━━━ Records shown
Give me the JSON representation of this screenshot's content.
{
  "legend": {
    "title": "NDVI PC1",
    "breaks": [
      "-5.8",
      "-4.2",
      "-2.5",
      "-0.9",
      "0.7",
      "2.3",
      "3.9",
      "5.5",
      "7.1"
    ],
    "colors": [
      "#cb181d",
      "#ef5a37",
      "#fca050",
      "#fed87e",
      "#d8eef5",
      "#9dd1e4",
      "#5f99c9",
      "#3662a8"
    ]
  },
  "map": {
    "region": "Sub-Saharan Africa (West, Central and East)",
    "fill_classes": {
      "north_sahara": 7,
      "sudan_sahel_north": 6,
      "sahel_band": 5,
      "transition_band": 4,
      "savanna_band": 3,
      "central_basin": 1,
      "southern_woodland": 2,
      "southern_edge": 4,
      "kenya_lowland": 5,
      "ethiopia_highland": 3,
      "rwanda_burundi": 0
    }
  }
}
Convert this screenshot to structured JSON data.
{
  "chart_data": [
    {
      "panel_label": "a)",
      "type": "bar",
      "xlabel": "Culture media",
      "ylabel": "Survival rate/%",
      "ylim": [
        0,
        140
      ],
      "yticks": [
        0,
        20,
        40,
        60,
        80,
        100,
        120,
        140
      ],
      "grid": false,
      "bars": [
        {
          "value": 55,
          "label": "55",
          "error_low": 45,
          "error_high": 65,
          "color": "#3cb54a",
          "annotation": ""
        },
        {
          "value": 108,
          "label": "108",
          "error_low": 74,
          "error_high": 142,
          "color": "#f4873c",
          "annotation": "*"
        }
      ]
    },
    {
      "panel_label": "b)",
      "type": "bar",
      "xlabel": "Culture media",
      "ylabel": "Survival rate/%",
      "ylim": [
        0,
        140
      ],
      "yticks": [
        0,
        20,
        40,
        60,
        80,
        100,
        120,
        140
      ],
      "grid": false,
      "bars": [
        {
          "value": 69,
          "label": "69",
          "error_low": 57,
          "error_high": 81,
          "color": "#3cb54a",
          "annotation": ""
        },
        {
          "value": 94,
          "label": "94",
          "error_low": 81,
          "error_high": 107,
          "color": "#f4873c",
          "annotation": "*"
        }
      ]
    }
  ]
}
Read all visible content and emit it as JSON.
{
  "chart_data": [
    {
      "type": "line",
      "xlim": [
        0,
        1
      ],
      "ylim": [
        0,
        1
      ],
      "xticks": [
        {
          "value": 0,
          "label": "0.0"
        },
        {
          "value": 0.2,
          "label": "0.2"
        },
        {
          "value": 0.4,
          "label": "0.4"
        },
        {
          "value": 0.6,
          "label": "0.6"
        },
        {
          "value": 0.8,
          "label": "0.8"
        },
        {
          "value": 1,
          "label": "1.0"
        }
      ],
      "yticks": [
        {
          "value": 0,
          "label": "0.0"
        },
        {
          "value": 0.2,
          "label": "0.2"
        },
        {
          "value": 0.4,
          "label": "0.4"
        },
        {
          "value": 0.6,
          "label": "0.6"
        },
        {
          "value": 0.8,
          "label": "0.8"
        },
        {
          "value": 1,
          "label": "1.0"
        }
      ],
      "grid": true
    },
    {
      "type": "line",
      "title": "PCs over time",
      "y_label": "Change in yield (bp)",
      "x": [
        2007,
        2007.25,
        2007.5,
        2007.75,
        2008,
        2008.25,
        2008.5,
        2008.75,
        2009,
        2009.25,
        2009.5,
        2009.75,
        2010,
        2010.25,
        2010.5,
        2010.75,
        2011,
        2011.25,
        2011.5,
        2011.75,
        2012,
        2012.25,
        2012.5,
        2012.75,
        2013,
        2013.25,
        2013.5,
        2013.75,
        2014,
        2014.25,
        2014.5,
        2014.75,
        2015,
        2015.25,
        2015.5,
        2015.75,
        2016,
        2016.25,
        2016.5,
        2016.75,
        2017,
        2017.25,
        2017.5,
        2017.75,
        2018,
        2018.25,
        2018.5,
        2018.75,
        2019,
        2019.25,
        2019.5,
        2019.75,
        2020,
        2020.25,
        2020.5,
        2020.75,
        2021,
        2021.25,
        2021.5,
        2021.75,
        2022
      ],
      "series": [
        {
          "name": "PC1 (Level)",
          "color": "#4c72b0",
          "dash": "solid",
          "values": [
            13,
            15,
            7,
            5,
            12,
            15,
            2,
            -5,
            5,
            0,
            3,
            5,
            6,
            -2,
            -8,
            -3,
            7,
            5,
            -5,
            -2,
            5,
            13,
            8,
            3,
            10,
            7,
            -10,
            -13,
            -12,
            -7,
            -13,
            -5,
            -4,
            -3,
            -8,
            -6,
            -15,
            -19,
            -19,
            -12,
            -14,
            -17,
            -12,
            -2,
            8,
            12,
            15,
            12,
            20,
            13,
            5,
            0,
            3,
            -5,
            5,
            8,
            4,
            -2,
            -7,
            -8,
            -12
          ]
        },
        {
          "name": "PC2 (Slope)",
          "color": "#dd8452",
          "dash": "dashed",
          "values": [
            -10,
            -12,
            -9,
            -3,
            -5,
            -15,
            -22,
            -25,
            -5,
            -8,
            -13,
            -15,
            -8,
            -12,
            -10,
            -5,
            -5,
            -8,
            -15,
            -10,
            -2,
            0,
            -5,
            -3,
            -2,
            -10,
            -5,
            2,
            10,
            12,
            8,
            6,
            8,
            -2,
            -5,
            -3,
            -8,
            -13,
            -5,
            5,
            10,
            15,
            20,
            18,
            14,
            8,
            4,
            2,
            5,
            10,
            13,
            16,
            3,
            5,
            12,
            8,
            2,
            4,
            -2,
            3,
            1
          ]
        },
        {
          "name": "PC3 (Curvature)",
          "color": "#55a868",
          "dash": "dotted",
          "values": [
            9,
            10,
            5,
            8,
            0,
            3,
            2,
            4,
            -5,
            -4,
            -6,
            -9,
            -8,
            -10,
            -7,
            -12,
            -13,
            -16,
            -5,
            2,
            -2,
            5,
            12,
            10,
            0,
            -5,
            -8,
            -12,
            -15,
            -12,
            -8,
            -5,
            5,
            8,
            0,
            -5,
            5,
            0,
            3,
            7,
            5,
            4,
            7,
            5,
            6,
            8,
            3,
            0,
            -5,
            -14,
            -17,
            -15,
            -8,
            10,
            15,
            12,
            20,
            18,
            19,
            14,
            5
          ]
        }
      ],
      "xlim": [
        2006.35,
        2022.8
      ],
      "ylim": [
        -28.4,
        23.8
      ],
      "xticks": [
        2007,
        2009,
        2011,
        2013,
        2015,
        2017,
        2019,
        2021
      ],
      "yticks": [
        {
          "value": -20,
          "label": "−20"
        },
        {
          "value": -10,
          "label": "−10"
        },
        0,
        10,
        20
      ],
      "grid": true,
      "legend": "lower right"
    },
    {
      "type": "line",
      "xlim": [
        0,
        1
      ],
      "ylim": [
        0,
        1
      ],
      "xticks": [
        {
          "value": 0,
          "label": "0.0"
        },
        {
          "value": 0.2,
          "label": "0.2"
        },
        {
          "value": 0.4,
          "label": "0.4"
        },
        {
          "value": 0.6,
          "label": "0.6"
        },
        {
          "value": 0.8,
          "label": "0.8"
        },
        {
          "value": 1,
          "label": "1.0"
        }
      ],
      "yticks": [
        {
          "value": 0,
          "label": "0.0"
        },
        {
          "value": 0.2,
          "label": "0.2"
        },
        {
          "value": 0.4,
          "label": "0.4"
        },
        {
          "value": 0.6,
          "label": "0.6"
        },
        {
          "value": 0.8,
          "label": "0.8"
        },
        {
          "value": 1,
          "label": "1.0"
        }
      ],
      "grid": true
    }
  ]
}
━━━━━━
§ Task to complete:
Reply with nothing but the number of lines in the data above that contain "JSON".

§ Solution:
3